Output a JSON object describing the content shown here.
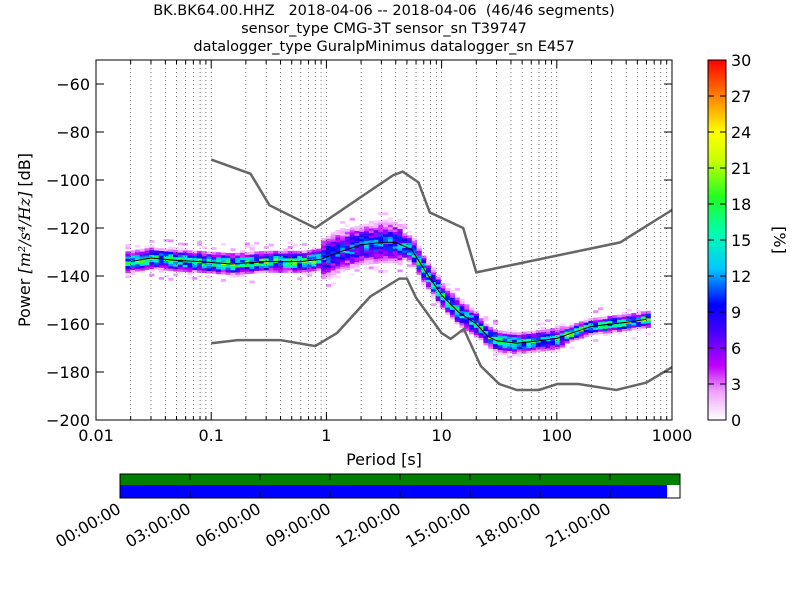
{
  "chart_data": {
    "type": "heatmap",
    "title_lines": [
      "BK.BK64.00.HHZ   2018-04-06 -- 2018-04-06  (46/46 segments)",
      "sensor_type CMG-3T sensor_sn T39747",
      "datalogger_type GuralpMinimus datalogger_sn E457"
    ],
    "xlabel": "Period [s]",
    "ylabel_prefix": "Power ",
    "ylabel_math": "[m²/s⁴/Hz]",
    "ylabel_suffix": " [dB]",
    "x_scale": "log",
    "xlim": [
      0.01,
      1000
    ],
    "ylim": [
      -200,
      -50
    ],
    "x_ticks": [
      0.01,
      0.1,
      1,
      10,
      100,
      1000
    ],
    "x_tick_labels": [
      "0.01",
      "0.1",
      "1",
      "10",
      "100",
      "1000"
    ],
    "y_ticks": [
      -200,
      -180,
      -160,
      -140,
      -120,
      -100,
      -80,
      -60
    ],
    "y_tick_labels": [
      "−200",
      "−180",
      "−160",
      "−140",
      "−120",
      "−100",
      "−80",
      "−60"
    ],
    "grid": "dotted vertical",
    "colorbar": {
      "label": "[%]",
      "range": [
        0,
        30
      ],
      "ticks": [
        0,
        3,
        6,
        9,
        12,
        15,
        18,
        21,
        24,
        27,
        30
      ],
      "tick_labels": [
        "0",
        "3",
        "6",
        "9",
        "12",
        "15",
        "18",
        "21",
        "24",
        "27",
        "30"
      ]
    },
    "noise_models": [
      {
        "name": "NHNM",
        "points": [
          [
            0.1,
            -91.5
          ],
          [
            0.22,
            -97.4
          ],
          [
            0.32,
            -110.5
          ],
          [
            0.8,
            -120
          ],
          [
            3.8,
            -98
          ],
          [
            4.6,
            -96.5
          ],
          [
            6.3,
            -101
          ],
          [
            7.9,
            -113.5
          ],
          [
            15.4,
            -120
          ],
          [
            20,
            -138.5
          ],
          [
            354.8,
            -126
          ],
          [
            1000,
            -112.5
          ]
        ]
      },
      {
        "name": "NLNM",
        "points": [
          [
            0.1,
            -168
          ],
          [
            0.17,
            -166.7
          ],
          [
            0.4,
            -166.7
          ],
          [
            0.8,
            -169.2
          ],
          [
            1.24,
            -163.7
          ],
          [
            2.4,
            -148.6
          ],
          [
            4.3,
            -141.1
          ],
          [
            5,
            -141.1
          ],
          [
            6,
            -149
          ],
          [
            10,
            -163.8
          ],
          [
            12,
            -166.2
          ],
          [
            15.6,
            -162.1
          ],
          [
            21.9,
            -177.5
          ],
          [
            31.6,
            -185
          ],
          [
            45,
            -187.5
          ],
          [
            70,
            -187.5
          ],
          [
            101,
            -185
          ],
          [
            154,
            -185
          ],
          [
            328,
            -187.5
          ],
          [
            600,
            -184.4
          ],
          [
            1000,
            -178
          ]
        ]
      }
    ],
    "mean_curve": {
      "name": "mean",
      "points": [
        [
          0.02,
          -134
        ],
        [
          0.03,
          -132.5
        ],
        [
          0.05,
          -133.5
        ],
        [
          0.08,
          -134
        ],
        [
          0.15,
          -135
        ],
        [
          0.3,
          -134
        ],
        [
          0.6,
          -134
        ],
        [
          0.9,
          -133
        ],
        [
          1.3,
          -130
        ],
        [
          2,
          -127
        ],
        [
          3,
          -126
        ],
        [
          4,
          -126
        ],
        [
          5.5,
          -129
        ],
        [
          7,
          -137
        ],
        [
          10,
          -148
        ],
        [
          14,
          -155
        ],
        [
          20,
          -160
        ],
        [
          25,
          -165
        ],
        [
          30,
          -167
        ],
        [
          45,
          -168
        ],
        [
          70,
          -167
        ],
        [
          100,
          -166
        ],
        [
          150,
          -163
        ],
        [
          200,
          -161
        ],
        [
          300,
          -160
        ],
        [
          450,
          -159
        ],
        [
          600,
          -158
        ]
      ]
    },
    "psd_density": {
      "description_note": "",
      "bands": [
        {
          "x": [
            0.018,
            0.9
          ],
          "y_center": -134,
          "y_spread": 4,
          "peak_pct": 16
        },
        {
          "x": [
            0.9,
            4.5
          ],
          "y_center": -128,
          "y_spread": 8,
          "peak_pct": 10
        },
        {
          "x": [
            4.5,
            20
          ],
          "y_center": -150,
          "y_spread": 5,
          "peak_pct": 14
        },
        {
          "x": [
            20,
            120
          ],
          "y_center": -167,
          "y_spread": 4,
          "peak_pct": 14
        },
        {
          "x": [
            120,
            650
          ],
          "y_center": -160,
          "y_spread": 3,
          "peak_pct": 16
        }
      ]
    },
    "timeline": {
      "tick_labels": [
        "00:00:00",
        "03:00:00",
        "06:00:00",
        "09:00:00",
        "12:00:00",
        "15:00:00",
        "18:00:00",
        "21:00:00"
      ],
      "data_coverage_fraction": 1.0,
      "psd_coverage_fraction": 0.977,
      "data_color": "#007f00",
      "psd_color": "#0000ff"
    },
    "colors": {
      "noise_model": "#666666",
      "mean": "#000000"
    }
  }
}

* **Given request**
Retype all entries exactly as they appear, dropping the images.

* **Written solution**
Output a JSON object describing the content shown here.
{
  "chart_data": {
    "type": "heatmap",
    "title_lines": [
      "BK.BK64.00.HHZ   2018-04-06 -- 2018-04-06  (46/46 segments)",
      "sensor_type CMG-3T sensor_sn T39747",
      "datalogger_type GuralpMinimus datalogger_sn E457"
    ],
    "xlabel": "Period [s]",
    "ylabel_prefix": "Power ",
    "ylabel_math": "[m²/s⁴/Hz]",
    "ylabel_suffix": " [dB]",
    "x_scale": "log",
    "xlim": [
      0.01,
      1000
    ],
    "ylim": [
      -200,
      -50
    ],
    "x_ticks": [
      0.01,
      0.1,
      1,
      10,
      100,
      1000
    ],
    "x_tick_labels": [
      "0.01",
      "0.1",
      "1",
      "10",
      "100",
      "1000"
    ],
    "y_ticks": [
      -200,
      -180,
      -160,
      -140,
      -120,
      -100,
      -80,
      -60
    ],
    "y_tick_labels": [
      "−200",
      "−180",
      "−160",
      "−140",
      "−120",
      "−100",
      "−80",
      "−60"
    ],
    "grid": "dotted vertical",
    "colorbar": {
      "label": "[%]",
      "range": [
        0,
        30
      ],
      "ticks": [
        0,
        3,
        6,
        9,
        12,
        15,
        18,
        21,
        24,
        27,
        30
      ],
      "tick_labels": [
        "0",
        "3",
        "6",
        "9",
        "12",
        "15",
        "18",
        "21",
        "24",
        "27",
        "30"
      ]
    },
    "noise_models": [
      {
        "name": "NHNM",
        "points": [
          [
            0.1,
            -91.5
          ],
          [
            0.22,
            -97.4
          ],
          [
            0.32,
            -110.5
          ],
          [
            0.8,
            -120
          ],
          [
            3.8,
            -98
          ],
          [
            4.6,
            -96.5
          ],
          [
            6.3,
            -101
          ],
          [
            7.9,
            -113.5
          ],
          [
            15.4,
            -120
          ],
          [
            20,
            -138.5
          ],
          [
            354.8,
            -126
          ],
          [
            1000,
            -112.5
          ]
        ]
      },
      {
        "name": "NLNM",
        "points": [
          [
            0.1,
            -168
          ],
          [
            0.17,
            -166.7
          ],
          [
            0.4,
            -166.7
          ],
          [
            0.8,
            -169.2
          ],
          [
            1.24,
            -163.7
          ],
          [
            2.4,
            -148.6
          ],
          [
            4.3,
            -141.1
          ],
          [
            5,
            -141.1
          ],
          [
            6,
            -149
          ],
          [
            10,
            -163.8
          ],
          [
            12,
            -166.2
          ],
          [
            15.6,
            -162.1
          ],
          [
            21.9,
            -177.5
          ],
          [
            31.6,
            -185
          ],
          [
            45,
            -187.5
          ],
          [
            70,
            -187.5
          ],
          [
            101,
            -185
          ],
          [
            154,
            -185
          ],
          [
            328,
            -187.5
          ],
          [
            600,
            -184.4
          ],
          [
            1000,
            -178
          ]
        ]
      }
    ],
    "mean_curve": {
      "name": "mean",
      "points": [
        [
          0.02,
          -134
        ],
        [
          0.03,
          -132.5
        ],
        [
          0.05,
          -133.5
        ],
        [
          0.08,
          -134
        ],
        [
          0.15,
          -135
        ],
        [
          0.3,
          -134
        ],
        [
          0.6,
          -134
        ],
        [
          0.9,
          -133
        ],
        [
          1.3,
          -130
        ],
        [
          2,
          -127
        ],
        [
          3,
          -126
        ],
        [
          4,
          -126
        ],
        [
          5.5,
          -129
        ],
        [
          7,
          -137
        ],
        [
          10,
          -148
        ],
        [
          14,
          -155
        ],
        [
          20,
          -160
        ],
        [
          25,
          -165
        ],
        [
          30,
          -167
        ],
        [
          45,
          -168
        ],
        [
          70,
          -167
        ],
        [
          100,
          -166
        ],
        [
          150,
          -163
        ],
        [
          200,
          -161
        ],
        [
          300,
          -160
        ],
        [
          450,
          -159
        ],
        [
          600,
          -158
        ]
      ]
    },
    "psd_density": {
      "description_note": "",
      "bands": [
        {
          "x": [
            0.018,
            0.9
          ],
          "y_center": -134,
          "y_spread": 4,
          "peak_pct": 16
        },
        {
          "x": [
            0.9,
            4.5
          ],
          "y_center": -128,
          "y_spread": 8,
          "peak_pct": 10
        },
        {
          "x": [
            4.5,
            20
          ],
          "y_center": -150,
          "y_spread": 5,
          "peak_pct": 14
        },
        {
          "x": [
            20,
            120
          ],
          "y_center": -167,
          "y_spread": 4,
          "peak_pct": 14
        },
        {
          "x": [
            120,
            650
          ],
          "y_center": -160,
          "y_spread": 3,
          "peak_pct": 16
        }
      ]
    },
    "timeline": {
      "tick_labels": [
        "00:00:00",
        "03:00:00",
        "06:00:00",
        "09:00:00",
        "12:00:00",
        "15:00:00",
        "18:00:00",
        "21:00:00"
      ],
      "data_coverage_fraction": 1.0,
      "psd_coverage_fraction": 0.977,
      "data_color": "#007f00",
      "psd_color": "#0000ff"
    },
    "colors": {
      "noise_model": "#666666",
      "mean": "#000000"
    }
  }
}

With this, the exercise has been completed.